** TASK TO COMPLETE **
Records follow. Copy every line with "رسیدگی".

++++++

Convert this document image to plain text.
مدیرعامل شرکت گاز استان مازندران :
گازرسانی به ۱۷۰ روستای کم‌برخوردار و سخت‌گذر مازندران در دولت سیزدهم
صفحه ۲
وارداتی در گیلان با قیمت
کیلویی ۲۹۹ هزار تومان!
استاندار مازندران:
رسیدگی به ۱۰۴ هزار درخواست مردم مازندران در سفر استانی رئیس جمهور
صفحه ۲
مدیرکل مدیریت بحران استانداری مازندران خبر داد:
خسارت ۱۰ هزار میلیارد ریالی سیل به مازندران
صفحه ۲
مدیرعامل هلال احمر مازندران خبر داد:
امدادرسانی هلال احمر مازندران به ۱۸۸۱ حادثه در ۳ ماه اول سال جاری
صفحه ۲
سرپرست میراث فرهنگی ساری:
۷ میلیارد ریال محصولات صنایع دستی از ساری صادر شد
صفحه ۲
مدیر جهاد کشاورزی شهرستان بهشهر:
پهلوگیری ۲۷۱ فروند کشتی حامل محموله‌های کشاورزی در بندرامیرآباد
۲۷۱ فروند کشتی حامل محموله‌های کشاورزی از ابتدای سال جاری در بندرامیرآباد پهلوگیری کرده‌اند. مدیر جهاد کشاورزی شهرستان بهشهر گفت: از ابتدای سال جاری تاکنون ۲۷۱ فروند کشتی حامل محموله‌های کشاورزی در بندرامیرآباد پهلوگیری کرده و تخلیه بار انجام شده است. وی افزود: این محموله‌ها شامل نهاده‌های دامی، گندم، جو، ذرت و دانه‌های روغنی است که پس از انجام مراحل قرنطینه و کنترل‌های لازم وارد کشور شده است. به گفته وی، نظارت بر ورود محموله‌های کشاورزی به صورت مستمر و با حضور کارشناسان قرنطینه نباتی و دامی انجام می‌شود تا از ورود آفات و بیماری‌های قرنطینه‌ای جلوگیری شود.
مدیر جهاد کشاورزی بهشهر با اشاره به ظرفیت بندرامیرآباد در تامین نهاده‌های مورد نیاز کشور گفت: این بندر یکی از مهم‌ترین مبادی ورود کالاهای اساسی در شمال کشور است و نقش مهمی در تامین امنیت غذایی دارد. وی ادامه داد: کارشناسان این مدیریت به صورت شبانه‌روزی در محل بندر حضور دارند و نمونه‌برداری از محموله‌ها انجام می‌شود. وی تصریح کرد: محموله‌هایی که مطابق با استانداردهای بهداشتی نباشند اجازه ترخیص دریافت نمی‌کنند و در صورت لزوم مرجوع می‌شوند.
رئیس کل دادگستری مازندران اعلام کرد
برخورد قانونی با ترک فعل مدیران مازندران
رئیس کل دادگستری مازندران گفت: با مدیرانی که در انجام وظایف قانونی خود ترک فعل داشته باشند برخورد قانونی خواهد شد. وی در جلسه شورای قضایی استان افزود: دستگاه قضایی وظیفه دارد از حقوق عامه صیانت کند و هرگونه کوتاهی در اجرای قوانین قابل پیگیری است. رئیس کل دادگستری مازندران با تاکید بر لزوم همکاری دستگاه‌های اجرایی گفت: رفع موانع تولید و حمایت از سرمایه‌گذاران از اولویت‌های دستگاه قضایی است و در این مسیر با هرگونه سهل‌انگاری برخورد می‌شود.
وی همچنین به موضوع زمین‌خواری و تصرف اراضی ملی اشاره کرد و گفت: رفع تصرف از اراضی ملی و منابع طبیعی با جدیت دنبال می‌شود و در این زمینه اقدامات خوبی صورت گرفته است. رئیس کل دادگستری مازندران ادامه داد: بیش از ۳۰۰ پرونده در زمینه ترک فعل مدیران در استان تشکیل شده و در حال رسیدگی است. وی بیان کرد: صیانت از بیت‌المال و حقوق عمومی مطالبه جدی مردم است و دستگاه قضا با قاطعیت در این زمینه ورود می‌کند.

++++++

** RESULT **
رسیدگی به ۱۰۴ هزار درخواست مردم مازندران در سفر استانی رئیس جمهور
وی همچنین به موضوع زمین‌خواری و تصرف اراضی ملی اشاره کرد و گفت: رفع تصرف از اراضی ملی و منابع طبیعی با جدیت دنبال می‌شود و در این زمینه اقدامات خوبی صورت گرفته است. رئیس کل دادگستری مازندران ادامه داد: بیش از ۳۰۰ پرونده در زمینه ترک فعل مدیران در استان تشکیل شده و در حال رسیدگی است. وی بیان کرد: صیانت از بیت‌المال و حقوق عمومی مطالبه جدی مردم است و دستگاه قضا با قاطعیت در این زمینه ورود می‌کند.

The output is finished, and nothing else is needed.